AIM OF THE EXERCISE: In your copy, leave out the pictures and repeat the entries below exactly.

PROVIDED DATA:

==================================================

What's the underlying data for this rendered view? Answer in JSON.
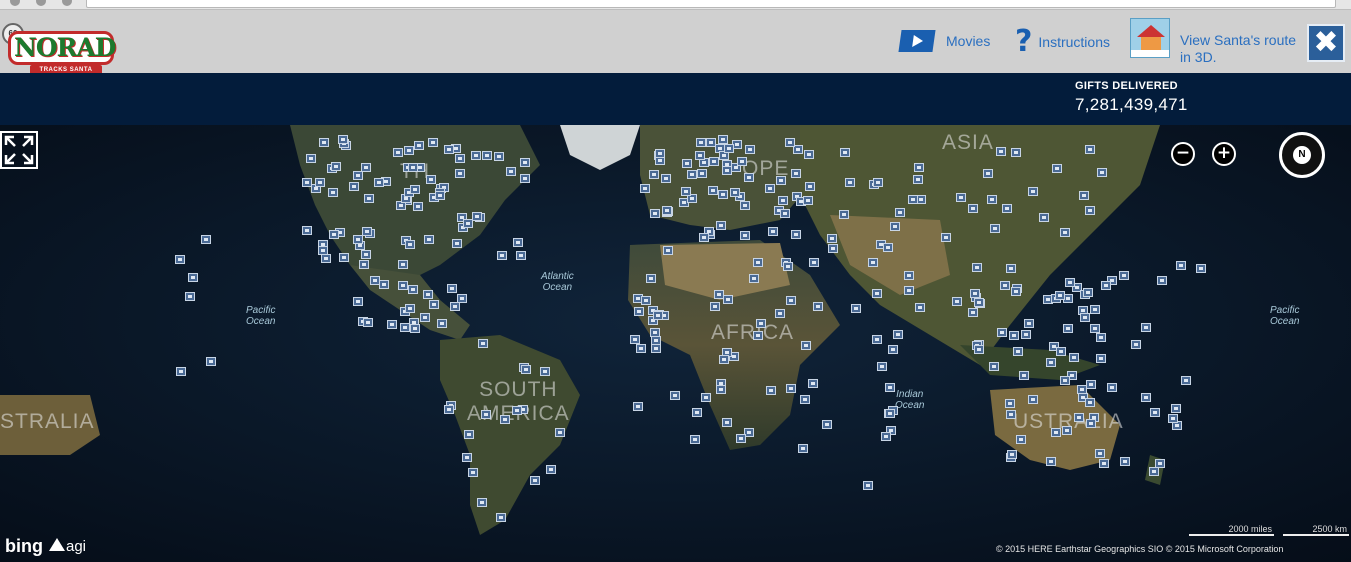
{
  "header": {
    "logo_text": "NORAD",
    "logo_sub": "TRACKS SANTA",
    "nav": {
      "movies": "Movies",
      "instructions": "Instructions",
      "route": "View Santa's route in 3D."
    },
    "close_label": "✖"
  },
  "gifts": {
    "label": "GIFTS DELIVERED",
    "count": "7,281,439,471"
  },
  "map": {
    "region_labels": {
      "asia": "ASIA",
      "europe": "OPE",
      "africa": "AFRICA",
      "south_america": "SOUTH\nAMERICA",
      "australia_left": "STRALIA",
      "australia_right": "USTRALIA",
      "north_america": "TH"
    },
    "ocean_labels": {
      "atlantic": "Atlantic\nOcean",
      "pacific_left": "Pacific\nOcean",
      "pacific_right": "Pacific\nOcean",
      "indian": "Indian\nOcean"
    },
    "zoom_out": "−",
    "zoom_in": "+",
    "compass": "N",
    "bing": "bing",
    "agi": "agi",
    "scale_miles": "2000 miles",
    "scale_km": "2500 km",
    "copyright": "© 2015 HERE    Earthstar Geographics SIO    © 2015 Microsoft Corporation"
  },
  "colors": {
    "header_bg": "#d0d0d0",
    "gift_band": "#031c3b",
    "link": "#2a6fc0",
    "marker": "#4a6a95"
  }
}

==================================================

TASK RESULT:
What's the underlying data for this rendered view? Answer in JSON.
{
  "header": {
    "logo_text": "NORAD",
    "logo_sub": "TRACKS SANTA",
    "nav": {
      "movies": "Movies",
      "instructions": "Instructions",
      "route": "View Santa's route in 3D."
    },
    "close_label": "✖"
  },
  "gifts": {
    "label": "GIFTS DELIVERED",
    "count": "7,281,439,471"
  },
  "map": {
    "region_labels": {
      "asia": "ASIA",
      "europe": "OPE",
      "africa": "AFRICA",
      "south_america": "SOUTH\nAMERICA",
      "australia_left": "STRALIA",
      "australia_right": "USTRALIA",
      "north_america": "TH"
    },
    "ocean_labels": {
      "atlantic": "Atlantic\nOcean",
      "pacific_left": "Pacific\nOcean",
      "pacific_right": "Pacific\nOcean",
      "indian": "Indian\nOcean"
    },
    "zoom_out": "−",
    "zoom_in": "+",
    "compass": "N",
    "bing": "bing",
    "agi": "agi",
    "scale_miles": "2000 miles",
    "scale_km": "2500 km",
    "copyright": "© 2015 HERE    Earthstar Geographics SIO    © 2015 Microsoft Corporation"
  },
  "colors": {
    "header_bg": "#d0d0d0",
    "gift_band": "#031c3b",
    "link": "#2a6fc0",
    "marker": "#4a6a95"
  }
}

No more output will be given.